• Entries provided
+--
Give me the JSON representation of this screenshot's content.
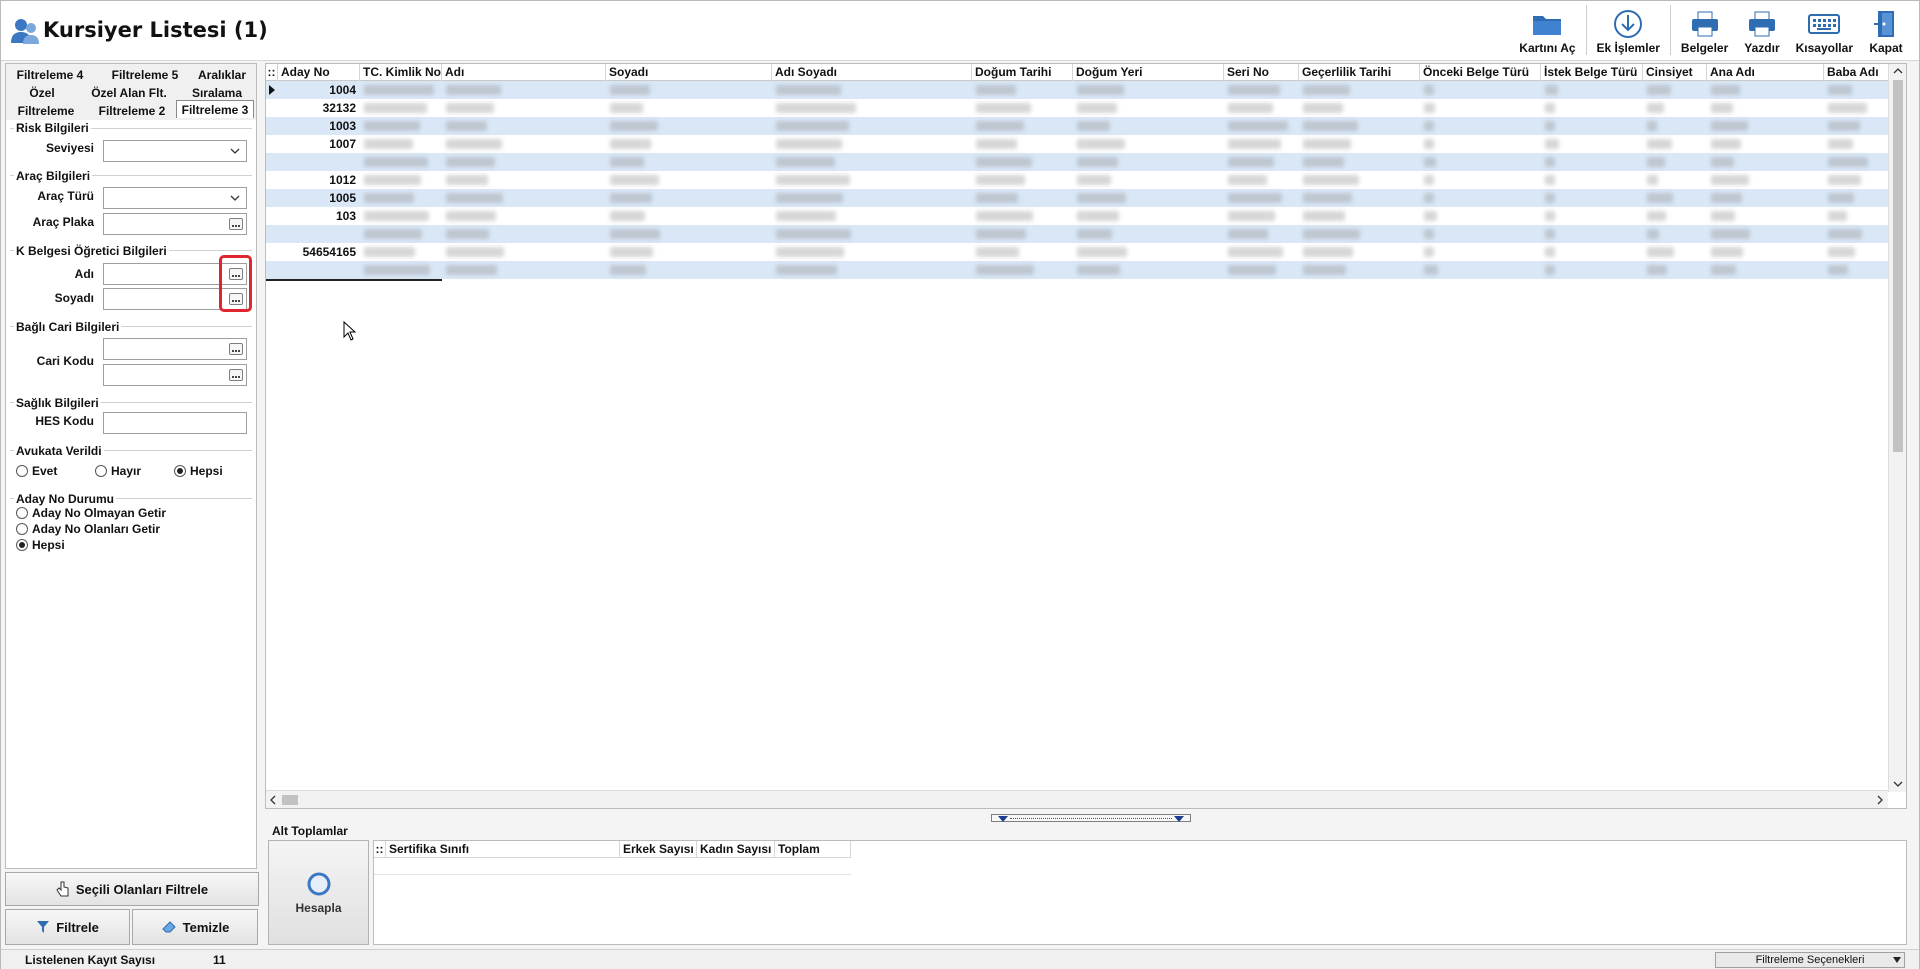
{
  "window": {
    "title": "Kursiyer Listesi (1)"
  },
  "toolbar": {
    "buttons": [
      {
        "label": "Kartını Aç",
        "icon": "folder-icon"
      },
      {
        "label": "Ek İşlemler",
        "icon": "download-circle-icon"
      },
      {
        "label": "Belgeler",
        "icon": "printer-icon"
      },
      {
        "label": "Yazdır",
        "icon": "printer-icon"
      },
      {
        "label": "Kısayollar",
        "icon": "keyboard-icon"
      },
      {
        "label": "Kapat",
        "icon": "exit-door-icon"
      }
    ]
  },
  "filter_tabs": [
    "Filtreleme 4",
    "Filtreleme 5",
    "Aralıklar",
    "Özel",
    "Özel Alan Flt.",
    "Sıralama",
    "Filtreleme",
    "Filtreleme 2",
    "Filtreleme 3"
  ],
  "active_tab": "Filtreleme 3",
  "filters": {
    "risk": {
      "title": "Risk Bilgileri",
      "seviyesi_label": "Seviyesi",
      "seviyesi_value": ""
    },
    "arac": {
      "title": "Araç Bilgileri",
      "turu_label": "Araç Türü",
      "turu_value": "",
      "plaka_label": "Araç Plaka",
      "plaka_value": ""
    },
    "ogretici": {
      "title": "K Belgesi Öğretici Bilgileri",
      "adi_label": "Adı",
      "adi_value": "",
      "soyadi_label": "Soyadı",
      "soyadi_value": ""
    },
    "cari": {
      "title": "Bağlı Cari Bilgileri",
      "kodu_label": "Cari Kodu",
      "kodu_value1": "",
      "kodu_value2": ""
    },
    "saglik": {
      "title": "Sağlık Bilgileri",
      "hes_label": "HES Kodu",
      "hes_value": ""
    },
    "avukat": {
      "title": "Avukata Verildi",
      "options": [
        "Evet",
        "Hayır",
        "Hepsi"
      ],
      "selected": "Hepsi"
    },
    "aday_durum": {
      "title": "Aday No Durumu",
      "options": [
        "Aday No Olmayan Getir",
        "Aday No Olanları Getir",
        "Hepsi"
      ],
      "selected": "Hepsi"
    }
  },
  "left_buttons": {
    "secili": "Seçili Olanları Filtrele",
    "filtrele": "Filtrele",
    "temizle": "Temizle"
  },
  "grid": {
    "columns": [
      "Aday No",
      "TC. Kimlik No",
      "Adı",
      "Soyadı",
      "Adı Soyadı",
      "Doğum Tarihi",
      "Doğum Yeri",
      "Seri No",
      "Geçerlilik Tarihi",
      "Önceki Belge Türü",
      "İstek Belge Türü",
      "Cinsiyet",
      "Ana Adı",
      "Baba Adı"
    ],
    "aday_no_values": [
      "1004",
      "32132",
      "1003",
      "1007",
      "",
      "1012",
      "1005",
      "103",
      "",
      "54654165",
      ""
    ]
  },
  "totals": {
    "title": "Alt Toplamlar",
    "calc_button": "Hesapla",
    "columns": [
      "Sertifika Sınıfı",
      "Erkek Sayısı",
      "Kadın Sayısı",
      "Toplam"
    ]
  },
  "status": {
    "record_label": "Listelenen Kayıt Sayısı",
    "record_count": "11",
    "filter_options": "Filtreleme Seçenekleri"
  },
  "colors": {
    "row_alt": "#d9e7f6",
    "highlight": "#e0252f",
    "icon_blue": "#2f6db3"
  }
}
+--
• Your task
Restate the full listing verbatim and drop every picture.

• Output
Give me the JSON representation of this screenshot's content.
{
  "window": {
    "title": "Kursiyer Listesi (1)"
  },
  "toolbar": {
    "buttons": [
      {
        "label": "Kartını Aç",
        "icon": "folder-icon"
      },
      {
        "label": "Ek İşlemler",
        "icon": "download-circle-icon"
      },
      {
        "label": "Belgeler",
        "icon": "printer-icon"
      },
      {
        "label": "Yazdır",
        "icon": "printer-icon"
      },
      {
        "label": "Kısayollar",
        "icon": "keyboard-icon"
      },
      {
        "label": "Kapat",
        "icon": "exit-door-icon"
      }
    ]
  },
  "filter_tabs": [
    "Filtreleme 4",
    "Filtreleme 5",
    "Aralıklar",
    "Özel",
    "Özel Alan Flt.",
    "Sıralama",
    "Filtreleme",
    "Filtreleme 2",
    "Filtreleme 3"
  ],
  "active_tab": "Filtreleme 3",
  "filters": {
    "risk": {
      "title": "Risk Bilgileri",
      "seviyesi_label": "Seviyesi",
      "seviyesi_value": ""
    },
    "arac": {
      "title": "Araç Bilgileri",
      "turu_label": "Araç Türü",
      "turu_value": "",
      "plaka_label": "Araç Plaka",
      "plaka_value": ""
    },
    "ogretici": {
      "title": "K Belgesi Öğretici Bilgileri",
      "adi_label": "Adı",
      "adi_value": "",
      "soyadi_label": "Soyadı",
      "soyadi_value": ""
    },
    "cari": {
      "title": "Bağlı Cari Bilgileri",
      "kodu_label": "Cari Kodu",
      "kodu_value1": "",
      "kodu_value2": ""
    },
    "saglik": {
      "title": "Sağlık Bilgileri",
      "hes_label": "HES Kodu",
      "hes_value": ""
    },
    "avukat": {
      "title": "Avukata Verildi",
      "options": [
        "Evet",
        "Hayır",
        "Hepsi"
      ],
      "selected": "Hepsi"
    },
    "aday_durum": {
      "title": "Aday No Durumu",
      "options": [
        "Aday No Olmayan Getir",
        "Aday No Olanları Getir",
        "Hepsi"
      ],
      "selected": "Hepsi"
    }
  },
  "left_buttons": {
    "secili": "Seçili Olanları Filtrele",
    "filtrele": "Filtrele",
    "temizle": "Temizle"
  },
  "grid": {
    "columns": [
      "Aday No",
      "TC. Kimlik No",
      "Adı",
      "Soyadı",
      "Adı Soyadı",
      "Doğum Tarihi",
      "Doğum Yeri",
      "Seri No",
      "Geçerlilik Tarihi",
      "Önceki Belge Türü",
      "İstek Belge Türü",
      "Cinsiyet",
      "Ana Adı",
      "Baba Adı"
    ],
    "aday_no_values": [
      "1004",
      "32132",
      "1003",
      "1007",
      "",
      "1012",
      "1005",
      "103",
      "",
      "54654165",
      ""
    ]
  },
  "totals": {
    "title": "Alt Toplamlar",
    "calc_button": "Hesapla",
    "columns": [
      "Sertifika Sınıfı",
      "Erkek Sayısı",
      "Kadın Sayısı",
      "Toplam"
    ]
  },
  "status": {
    "record_label": "Listelenen Kayıt Sayısı",
    "record_count": "11",
    "filter_options": "Filtreleme Seçenekleri"
  },
  "colors": {
    "row_alt": "#d9e7f6",
    "highlight": "#e0252f",
    "icon_blue": "#2f6db3"
  }
}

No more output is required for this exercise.